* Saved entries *
——————————

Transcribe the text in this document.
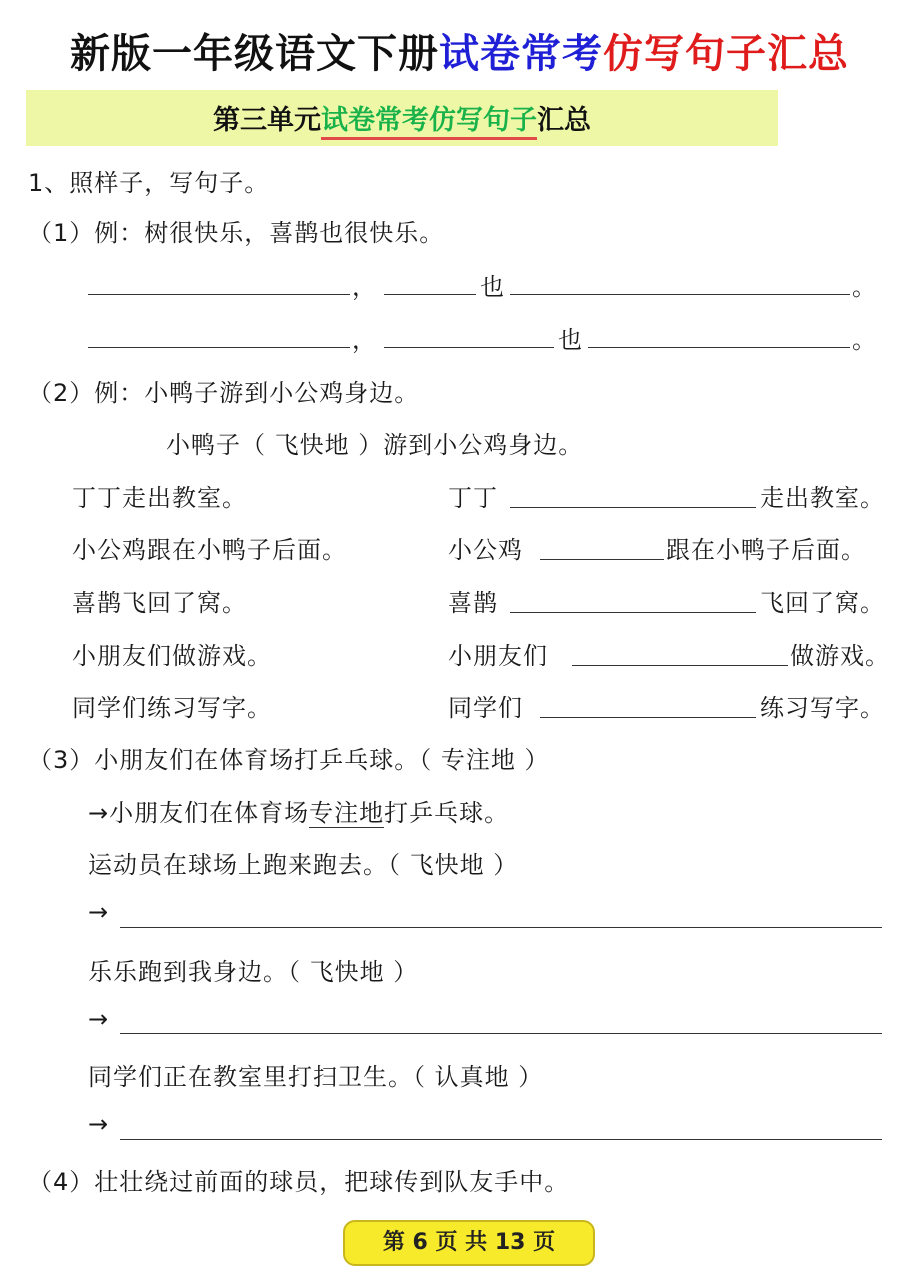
新版一年级语文下册试卷常考仿写句子汇总
第三单元试卷常考仿写句子汇总
1、照样子，写句子。
（1）例：树很快乐，喜鹊也很快乐。
，	也	。
，	也	。
（2）例：小鸭子游到小公鸡身边。
小鸭子（ 飞快地 ）游到小公鸡身边。
丁丁走出教室。	丁丁	走出教室。
小公鸡跟在小鸭子后面。	小公鸡	跟在小鸭子后面。
喜鹊飞回了窝。	喜鹊	飞回了窝。
小朋友们做游戏。	小朋友们	做游戏。
同学们练习写字。	同学们	练习写字。
（3）小朋友们在体育场打乒乓球。（ 专注地 ）
→小朋友们在体育场专注地打乒乓球。
运动员在球场上跑来跑去。（ 飞快地 ）
→
乐乐跑到我身边。（ 飞快地 ）
→
同学们正在教室里打扫卫生。（ 认真地 ）
→
（4）壮壮绕过前面的球员，把球传到队友手中。
第 6 页 共 13 页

——————————

* GIVEN INSTRUCTION *
Leave out the pictures and repeat everything else in the records exactly.

* ANSWER FOR THE TASK *
Transcribe the text in this document.
新版一年级语文下册试卷常考仿写句子汇总
第三单元试卷常考仿写句子汇总
1、照样子，写句子。
（1）例：树很快乐，喜鹊也很快乐。
，	也	。
，	也	。
（2）例：小鸭子游到小公鸡身边。
小鸭子（ 飞快地 ）游到小公鸡身边。
丁丁走出教室。	丁丁	走出教室。
小公鸡跟在小鸭子后面。	小公鸡	跟在小鸭子后面。
喜鹊飞回了窝。	喜鹊	飞回了窝。
小朋友们做游戏。	小朋友们	做游戏。
同学们练习写字。	同学们	练习写字。
（3）小朋友们在体育场打乒乓球。（ 专注地 ）
→小朋友们在体育场专注地打乒乓球。
运动员在球场上跑来跑去。（ 飞快地 ）
→
乐乐跑到我身边。（ 飞快地 ）
→
同学们正在教室里打扫卫生。（ 认真地 ）
→
（4）壮壮绕过前面的球员，把球传到队友手中。
第 6 页 共 13 页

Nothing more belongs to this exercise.